To be done >> Copy each line with the word "JSON" in it.

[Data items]

__________________________________________________

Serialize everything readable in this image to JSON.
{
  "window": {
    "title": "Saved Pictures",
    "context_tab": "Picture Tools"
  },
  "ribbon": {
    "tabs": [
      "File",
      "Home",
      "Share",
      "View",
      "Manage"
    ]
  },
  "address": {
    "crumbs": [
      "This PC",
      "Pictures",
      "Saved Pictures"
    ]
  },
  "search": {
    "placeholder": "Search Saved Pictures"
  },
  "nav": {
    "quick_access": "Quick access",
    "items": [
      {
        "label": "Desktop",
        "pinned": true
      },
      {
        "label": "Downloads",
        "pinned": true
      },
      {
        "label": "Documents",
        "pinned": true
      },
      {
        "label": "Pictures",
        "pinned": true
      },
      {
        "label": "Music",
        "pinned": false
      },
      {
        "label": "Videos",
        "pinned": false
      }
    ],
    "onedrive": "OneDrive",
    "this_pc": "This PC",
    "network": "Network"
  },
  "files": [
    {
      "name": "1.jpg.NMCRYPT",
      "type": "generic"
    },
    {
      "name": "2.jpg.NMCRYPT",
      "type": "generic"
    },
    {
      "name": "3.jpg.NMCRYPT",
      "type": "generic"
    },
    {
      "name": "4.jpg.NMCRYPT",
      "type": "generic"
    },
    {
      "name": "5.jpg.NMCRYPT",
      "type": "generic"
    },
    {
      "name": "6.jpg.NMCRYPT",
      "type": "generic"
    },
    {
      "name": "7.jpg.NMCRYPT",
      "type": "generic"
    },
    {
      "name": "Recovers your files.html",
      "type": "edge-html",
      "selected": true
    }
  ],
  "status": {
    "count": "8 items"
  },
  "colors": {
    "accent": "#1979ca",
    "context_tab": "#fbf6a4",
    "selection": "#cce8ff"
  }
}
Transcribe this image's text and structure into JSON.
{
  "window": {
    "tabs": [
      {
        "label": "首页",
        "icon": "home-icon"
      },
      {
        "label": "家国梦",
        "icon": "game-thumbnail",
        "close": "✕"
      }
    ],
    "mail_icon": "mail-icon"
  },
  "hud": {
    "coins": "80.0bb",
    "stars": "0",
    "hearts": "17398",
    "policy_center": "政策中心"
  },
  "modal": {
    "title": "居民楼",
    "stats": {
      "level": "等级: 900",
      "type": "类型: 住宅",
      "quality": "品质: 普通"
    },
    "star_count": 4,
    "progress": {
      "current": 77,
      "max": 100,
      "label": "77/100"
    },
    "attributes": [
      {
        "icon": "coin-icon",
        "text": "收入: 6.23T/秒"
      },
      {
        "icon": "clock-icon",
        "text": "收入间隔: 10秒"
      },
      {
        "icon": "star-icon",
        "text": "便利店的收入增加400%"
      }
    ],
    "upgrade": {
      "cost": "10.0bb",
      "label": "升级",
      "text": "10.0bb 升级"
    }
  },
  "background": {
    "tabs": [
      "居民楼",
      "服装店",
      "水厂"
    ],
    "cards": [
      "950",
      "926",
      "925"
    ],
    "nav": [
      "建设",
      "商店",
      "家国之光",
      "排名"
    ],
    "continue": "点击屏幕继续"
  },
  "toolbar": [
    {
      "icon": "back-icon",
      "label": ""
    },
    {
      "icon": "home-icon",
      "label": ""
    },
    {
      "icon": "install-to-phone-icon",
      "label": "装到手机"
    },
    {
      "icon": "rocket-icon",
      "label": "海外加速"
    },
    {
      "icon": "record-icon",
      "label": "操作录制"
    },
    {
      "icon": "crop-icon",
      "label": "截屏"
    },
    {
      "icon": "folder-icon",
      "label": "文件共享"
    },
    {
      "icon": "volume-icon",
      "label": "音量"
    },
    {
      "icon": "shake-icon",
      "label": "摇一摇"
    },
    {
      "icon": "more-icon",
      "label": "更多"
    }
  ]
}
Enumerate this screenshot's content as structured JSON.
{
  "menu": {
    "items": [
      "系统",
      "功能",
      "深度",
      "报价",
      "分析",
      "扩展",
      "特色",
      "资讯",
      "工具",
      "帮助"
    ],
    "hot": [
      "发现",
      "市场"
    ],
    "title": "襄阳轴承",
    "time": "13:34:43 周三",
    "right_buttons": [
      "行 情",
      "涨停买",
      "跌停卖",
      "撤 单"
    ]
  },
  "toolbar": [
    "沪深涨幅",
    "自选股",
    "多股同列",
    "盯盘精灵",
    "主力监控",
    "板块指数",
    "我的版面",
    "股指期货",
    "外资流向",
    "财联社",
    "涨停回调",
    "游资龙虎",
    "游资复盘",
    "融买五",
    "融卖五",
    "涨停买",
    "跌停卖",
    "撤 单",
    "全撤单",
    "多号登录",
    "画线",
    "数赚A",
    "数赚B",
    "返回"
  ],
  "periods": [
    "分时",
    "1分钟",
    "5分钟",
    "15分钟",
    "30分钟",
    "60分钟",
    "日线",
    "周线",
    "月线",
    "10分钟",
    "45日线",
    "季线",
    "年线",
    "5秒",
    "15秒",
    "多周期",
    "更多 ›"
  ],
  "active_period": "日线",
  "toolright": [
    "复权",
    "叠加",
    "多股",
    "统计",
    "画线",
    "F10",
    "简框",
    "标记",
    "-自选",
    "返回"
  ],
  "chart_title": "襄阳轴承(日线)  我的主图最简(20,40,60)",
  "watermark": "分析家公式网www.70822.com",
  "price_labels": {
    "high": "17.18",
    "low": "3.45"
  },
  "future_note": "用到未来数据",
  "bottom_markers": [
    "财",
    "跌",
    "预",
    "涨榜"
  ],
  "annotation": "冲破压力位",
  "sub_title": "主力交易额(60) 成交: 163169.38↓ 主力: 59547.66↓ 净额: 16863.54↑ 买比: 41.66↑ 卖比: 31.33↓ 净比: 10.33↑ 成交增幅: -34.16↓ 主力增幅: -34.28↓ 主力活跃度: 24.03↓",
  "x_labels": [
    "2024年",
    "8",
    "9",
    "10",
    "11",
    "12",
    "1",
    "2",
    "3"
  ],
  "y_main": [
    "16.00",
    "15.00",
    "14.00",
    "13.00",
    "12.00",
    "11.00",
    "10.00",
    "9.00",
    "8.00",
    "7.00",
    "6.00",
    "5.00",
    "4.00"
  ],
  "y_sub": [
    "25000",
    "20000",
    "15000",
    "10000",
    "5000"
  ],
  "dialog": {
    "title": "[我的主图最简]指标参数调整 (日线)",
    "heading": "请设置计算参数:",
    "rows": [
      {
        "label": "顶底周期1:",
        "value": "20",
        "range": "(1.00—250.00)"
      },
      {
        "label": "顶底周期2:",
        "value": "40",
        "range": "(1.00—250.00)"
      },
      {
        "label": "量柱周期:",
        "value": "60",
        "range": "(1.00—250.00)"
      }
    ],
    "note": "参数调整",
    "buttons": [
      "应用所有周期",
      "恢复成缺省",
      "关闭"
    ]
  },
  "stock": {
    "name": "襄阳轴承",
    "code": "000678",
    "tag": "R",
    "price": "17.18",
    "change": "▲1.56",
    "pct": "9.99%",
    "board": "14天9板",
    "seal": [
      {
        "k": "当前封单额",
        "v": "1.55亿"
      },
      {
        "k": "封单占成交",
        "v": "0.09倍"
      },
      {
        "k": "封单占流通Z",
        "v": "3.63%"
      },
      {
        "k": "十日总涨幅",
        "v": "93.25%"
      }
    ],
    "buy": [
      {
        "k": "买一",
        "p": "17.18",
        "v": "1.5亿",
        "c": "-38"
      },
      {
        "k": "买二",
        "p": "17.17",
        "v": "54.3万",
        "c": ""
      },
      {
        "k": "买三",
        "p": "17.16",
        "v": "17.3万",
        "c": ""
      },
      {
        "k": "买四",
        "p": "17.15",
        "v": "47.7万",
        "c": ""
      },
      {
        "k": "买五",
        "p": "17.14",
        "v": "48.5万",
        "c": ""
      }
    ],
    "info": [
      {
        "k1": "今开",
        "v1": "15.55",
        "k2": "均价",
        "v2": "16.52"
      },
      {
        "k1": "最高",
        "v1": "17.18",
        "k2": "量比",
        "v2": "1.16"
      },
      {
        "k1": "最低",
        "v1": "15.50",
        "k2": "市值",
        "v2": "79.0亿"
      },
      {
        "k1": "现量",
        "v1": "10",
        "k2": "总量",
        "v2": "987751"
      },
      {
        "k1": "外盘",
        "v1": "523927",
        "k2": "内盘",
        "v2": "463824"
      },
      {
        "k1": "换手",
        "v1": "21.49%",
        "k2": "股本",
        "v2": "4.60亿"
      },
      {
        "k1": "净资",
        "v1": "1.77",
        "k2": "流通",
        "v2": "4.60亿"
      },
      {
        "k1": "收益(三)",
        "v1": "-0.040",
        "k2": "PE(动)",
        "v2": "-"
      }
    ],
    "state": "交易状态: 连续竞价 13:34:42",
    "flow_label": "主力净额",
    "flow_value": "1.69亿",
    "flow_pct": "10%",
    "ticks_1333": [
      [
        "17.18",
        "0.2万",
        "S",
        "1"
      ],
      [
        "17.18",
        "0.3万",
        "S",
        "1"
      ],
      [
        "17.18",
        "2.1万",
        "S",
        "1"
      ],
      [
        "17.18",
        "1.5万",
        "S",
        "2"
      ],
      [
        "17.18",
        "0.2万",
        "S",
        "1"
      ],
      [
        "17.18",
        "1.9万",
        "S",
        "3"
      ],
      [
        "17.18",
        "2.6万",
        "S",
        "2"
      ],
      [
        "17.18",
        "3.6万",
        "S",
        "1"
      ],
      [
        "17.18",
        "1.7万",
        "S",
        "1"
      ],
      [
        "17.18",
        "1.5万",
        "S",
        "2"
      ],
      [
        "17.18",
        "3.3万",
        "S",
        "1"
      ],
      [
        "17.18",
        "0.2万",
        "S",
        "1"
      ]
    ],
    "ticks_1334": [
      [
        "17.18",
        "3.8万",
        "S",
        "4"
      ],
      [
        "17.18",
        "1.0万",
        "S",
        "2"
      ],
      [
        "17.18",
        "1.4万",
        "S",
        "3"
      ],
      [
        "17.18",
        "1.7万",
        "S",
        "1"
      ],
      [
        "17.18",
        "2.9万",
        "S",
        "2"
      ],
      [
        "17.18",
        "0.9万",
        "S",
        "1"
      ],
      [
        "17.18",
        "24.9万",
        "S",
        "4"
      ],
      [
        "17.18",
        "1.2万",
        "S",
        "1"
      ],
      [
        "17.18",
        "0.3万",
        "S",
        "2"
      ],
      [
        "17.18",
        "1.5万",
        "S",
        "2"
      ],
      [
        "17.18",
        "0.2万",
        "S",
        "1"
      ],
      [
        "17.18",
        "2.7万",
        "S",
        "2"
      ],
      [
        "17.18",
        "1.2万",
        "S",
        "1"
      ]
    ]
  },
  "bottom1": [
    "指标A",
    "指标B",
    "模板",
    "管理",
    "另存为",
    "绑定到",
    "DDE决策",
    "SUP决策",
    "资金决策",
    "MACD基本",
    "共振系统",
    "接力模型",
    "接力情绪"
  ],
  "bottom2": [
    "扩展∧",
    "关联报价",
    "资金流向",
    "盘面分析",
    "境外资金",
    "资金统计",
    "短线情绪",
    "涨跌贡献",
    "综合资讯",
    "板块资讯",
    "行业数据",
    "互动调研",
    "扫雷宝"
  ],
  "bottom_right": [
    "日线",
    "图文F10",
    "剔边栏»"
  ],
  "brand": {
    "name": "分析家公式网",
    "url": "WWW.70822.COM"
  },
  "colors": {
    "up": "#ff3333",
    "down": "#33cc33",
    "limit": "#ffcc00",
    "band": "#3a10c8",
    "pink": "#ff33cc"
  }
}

__________________________________________________

Response to the task >>
Serialize everything readable in this image to JSON.
Transcribe this image's text and structure into JSON.
Enumerate this screenshot's content as structured JSON.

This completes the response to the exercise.